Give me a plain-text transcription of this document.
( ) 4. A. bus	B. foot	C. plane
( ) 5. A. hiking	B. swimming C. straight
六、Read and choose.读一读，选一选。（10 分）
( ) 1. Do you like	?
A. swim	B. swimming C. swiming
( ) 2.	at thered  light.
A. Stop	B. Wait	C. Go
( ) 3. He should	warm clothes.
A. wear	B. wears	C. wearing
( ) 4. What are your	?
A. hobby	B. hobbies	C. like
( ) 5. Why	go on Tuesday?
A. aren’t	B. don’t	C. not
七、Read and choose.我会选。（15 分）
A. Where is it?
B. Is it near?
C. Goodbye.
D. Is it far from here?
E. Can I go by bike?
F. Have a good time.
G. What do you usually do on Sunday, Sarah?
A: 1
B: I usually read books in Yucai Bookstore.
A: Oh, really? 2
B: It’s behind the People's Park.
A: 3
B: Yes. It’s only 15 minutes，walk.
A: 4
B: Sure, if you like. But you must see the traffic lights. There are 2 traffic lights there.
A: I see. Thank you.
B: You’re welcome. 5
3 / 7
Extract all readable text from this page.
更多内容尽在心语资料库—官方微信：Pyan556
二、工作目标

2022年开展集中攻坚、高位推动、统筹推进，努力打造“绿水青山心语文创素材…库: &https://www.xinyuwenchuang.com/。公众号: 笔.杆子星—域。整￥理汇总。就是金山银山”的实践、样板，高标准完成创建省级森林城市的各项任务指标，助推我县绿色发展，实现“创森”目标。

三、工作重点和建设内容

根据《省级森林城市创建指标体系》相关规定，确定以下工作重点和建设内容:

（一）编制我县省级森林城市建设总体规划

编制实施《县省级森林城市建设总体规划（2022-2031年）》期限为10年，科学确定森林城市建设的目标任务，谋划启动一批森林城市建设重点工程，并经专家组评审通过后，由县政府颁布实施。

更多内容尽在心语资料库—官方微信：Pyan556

§ §

### What the task requires
Reproduce, exactly and with nothing added, the lines from the one that includes "Extract all readable text from this page." through the last line of the material.

### Task answer
Extract all readable text from this page.
更多内容尽在心语资料库—官方微信：Pyan556
二、工作目标

2022年开展集中攻坚、高位推动、统筹推进，努力打造“绿水青山心语文创素材…库: &https://www.xinyuwenchuang.com/。公众号: 笔.杆子星—域。整￥理汇总。就是金山银山”的实践、样板，高标准完成创建省级森林城市的各项任务指标，助推我县绿色发展，实现“创森”目标。

三、工作重点和建设内容

根据《省级森林城市创建指标体系》相关规定，确定以下工作重点和建设内容:

（一）编制我县省级森林城市建设总体规划

编制实施《县省级森林城市建设总体规划（2022-2031年）》期限为10年，科学确定森林城市建设的目标任务，谋划启动一批森林城市建设重点工程，并经专家组评审通过后，由县政府颁布实施。

更多内容尽在心语资料库—官方微信：Pyan556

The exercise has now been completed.